→ **Task**:
Transcribe the homework notebook starting at the words "Group Members: Brian" and stopping after "1.1 (Exam Style)".

→ **Selected excerpt**:
Begin

<style>
    @media print{
        body {
            position:relative !important;
        }
        .celltag_new_page {
            page-break-before: always !important;
        }
    }
</style>
# COMPSCI 371 Homework 10

Group Members: Brian Janger, Matthew Wang, Caleb Watson

### Problem 0 (3 points)

## Part 1: Mathematics of Correlation and Convolution

### Problem 1.1 (Exam Style)

Consider term $j$ in the convolution $a *_- b$, which we call $(a *_- b)_j$:

$(a*_-b)_j = \sum\limits_i a_ib_{j-i}$

Now, let $k = j - i$ and consider term $j$ in the convolution $b *_- a$, which we call $(b *_- a)_j$:

$(b*_-a)_j = \sum\limits_i b_ia_{j-i} = \sum\limits_k a_kb_{j-k} = (a*_-b)_j$

We can see through the change of variables that the two terms of the sums are the same, so convolution is commutative.

### Problem 1.2 (Exam Style)

Consider term $j$ in the correlation $a *_+ b$ which we call $(a *_+ b)_j$:

$(a*_+b)_j = \sum\limits_i a_ib_{j+i}$

Let $k = j+i$ and consider term $j$ in the correlation $b *_+ a$, which we call $(b *_+ a)_j$:

$(b*_+a)_j = \sum\limits_i b_ia_{j+i} = \sum\limits_k a_kb_{k-j} = \sum\limits_k a_kb_{(-j)+k} = (a*_+b)_{-j}$

We can see that term $j$ in the correlation $b*_+a$ is the same as term $(-j)$ in the correlation $a*_+b$, so the sums are in reverse order of each other.

## Part 2: Coding Correlation and Convolution

In [1]:
from urllib.request import urlretrieve
from os import path as osp


def retrieve(file_name, semester='fall22', course='371', homework=10):
    if osp.exists(file_name):
        print('Using previously downloaded file {}'.format(file_name))
    else:
        fmt = 'https://www2.cs.duke.edu/courses/{}/compsci{}/homework/{}/{}'
        url = fmt.format(semester, course, homework, file_name)
        urlretrieve(url, file_name)
        print('Downloaded file {}'.format(file_name))

In [2]:
retrieve('oracle.py')

Using previously downloaded file oracle.py


In [3]:
from oracle import oracle, show


def test(function, a=[1, 2, 3, 4], b=[5, 6]):
    for operator in ('correlate', 'convolve'):
        for mode in ('full', 'same', 'valid'):
            for f, g in ((a, b), (b, a)):
                c = function(operator, f, g, mode)
                show(operator, f, g, mode, c)

End

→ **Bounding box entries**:
Begin

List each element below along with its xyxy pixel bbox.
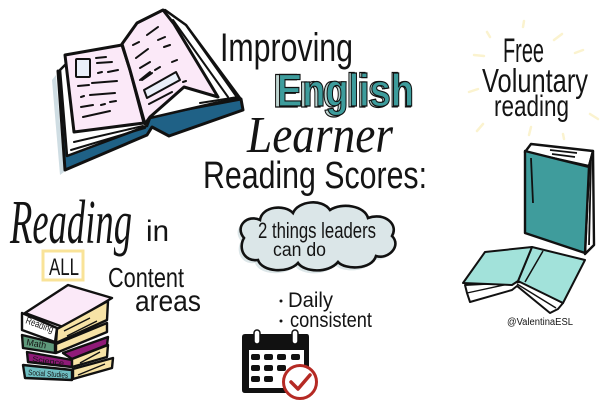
highlight: ALL: ALL: [49, 254, 79, 281]
heading: Content areas: areas: [135, 285, 201, 318]
title line: English: English: [277, 65, 414, 116]
title line: Improving: Improving: [220, 26, 353, 70]
title line: Reading Scores: Reading Scores:: [203, 155, 427, 197]
decoration: yellow rays: [469, 21, 598, 139]
cloud text line 1: 2 things leaders: [258, 218, 376, 243]
heading: Free Voluntary reading: reading: [494, 90, 569, 123]
book label: Science: Science: [32, 356, 65, 367]
illustration: closed teal book: [525, 144, 594, 254]
heading: Free Voluntary reading: Free: [503, 32, 544, 70]
title line: Learner: Learner: [246, 107, 394, 164]
title: [203, 26, 427, 197]
icon: calendar with check: [242, 330, 316, 398]
heading: Content areas: [108, 262, 201, 318]
book label: Reading: Reading: [24, 315, 55, 336]
cloud callout: [238, 202, 395, 273]
illustration: open book: [52, 10, 243, 175]
cloud text line 2: can do: [273, 240, 326, 261]
bullet list: Daily: [288, 289, 333, 312]
signature: @ValentinaESL: [507, 317, 573, 328]
illustration: stack of books: [22, 285, 113, 380]
book label: Social Studies: Social Studies: [28, 368, 68, 380]
bullet list: consistent: [290, 309, 372, 332]
bullet list: [280, 289, 372, 332]
heading: Reading in: in: [146, 215, 169, 248]
heading: Content areas: Content: [108, 262, 184, 293]
title line: English: English: [273, 64, 413, 117]
book label: Math: Math: [26, 337, 47, 350]
illustration: open teal book: [463, 247, 585, 313]
heading: Reading in: Reading: [9, 189, 132, 257]
heading: Free Voluntary reading: [482, 32, 588, 123]
highlight: ALL: [43, 251, 83, 281]
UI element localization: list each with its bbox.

End

→ **Answer to this task**:
Group Members: Brian Janger, Matthew Wang, Caleb Watson

### Problem 0 (3 points)

## Part 1: Mathematics of Correlation and Convolution

### Problem 1.1 (Exam Style)